*Entries supplied*.
»»
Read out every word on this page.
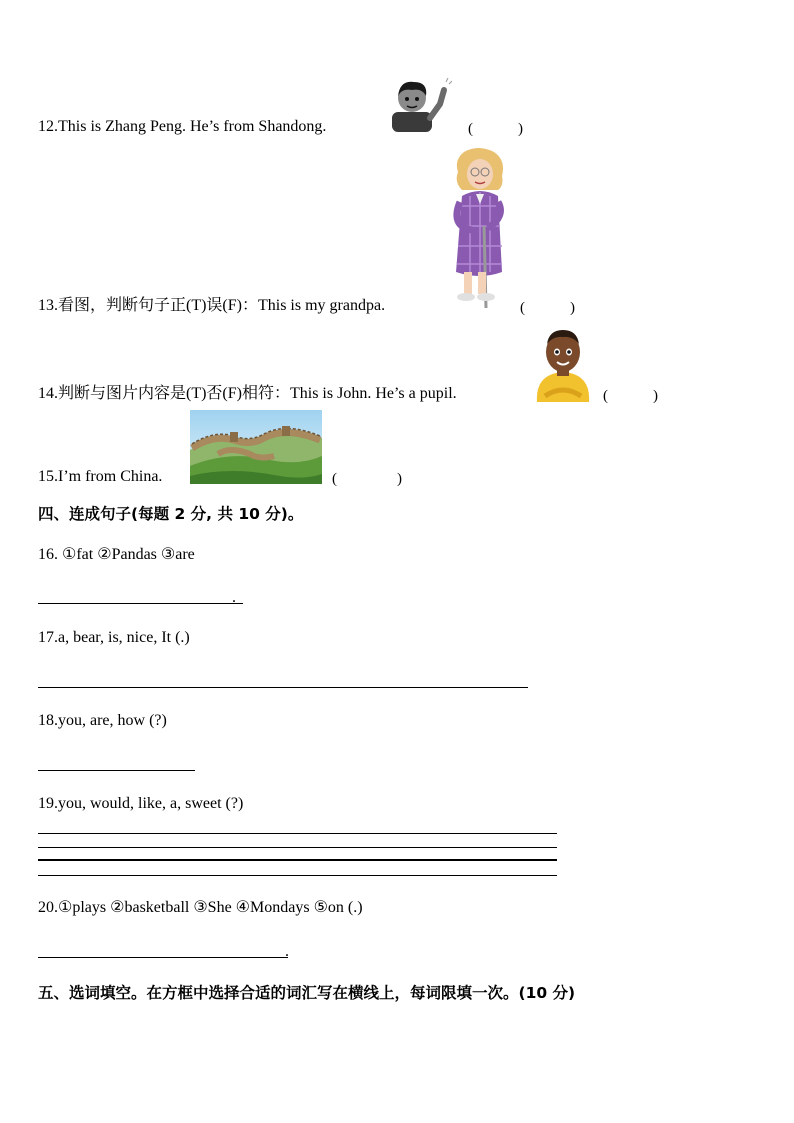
12.This is Zhang Peng. He’s from Shandong.	(　　　)
13.看图，判断句子正(T)误(F)：This is my grandpa.	(　　　)
14.判断与图片内容是(T)否(F)相符：This is John. He’s a pupil.	(　　　)
15.I’m from China.	(　　　　)
四、连成句子(每题 2 分, 共 10 分)。
16. ①fat ②Pandas ③are
.
17.a, bear, is, nice, It (.)
18.you, are, how (?)
19.you, would, like, a, sweet (?)
20.①plays ②basketball ③She ④Mondays ⑤on (.)
.
五、选词填空。在方框中选择合适的词汇写在横线上，每词限填一次。(10 分)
««
*Objective*.
Go through the data above and transcribe it in full, omitting any image.

*Solution to this exercise*.
Read out every word on this page.
12.This is Zhang Peng. He’s from Shandong.	(　　　)
13.看图，判断句子正(T)误(F)：This is my grandpa.	(　　　)
14.判断与图片内容是(T)否(F)相符：This is John. He’s a pupil.	(　　　)
15.I’m from China.	(　　　　)
四、连成句子(每题 2 分, 共 10 分)。
16. ①fat ②Pandas ③are
.
17.a, bear, is, nice, It (.)
18.you, are, how (?)
19.you, would, like, a, sweet (?)
20.①plays ②basketball ③She ④Mondays ⑤on (.)
.
五、选词填空。在方框中选择合适的词汇写在横线上，每词限填一次。(10 分)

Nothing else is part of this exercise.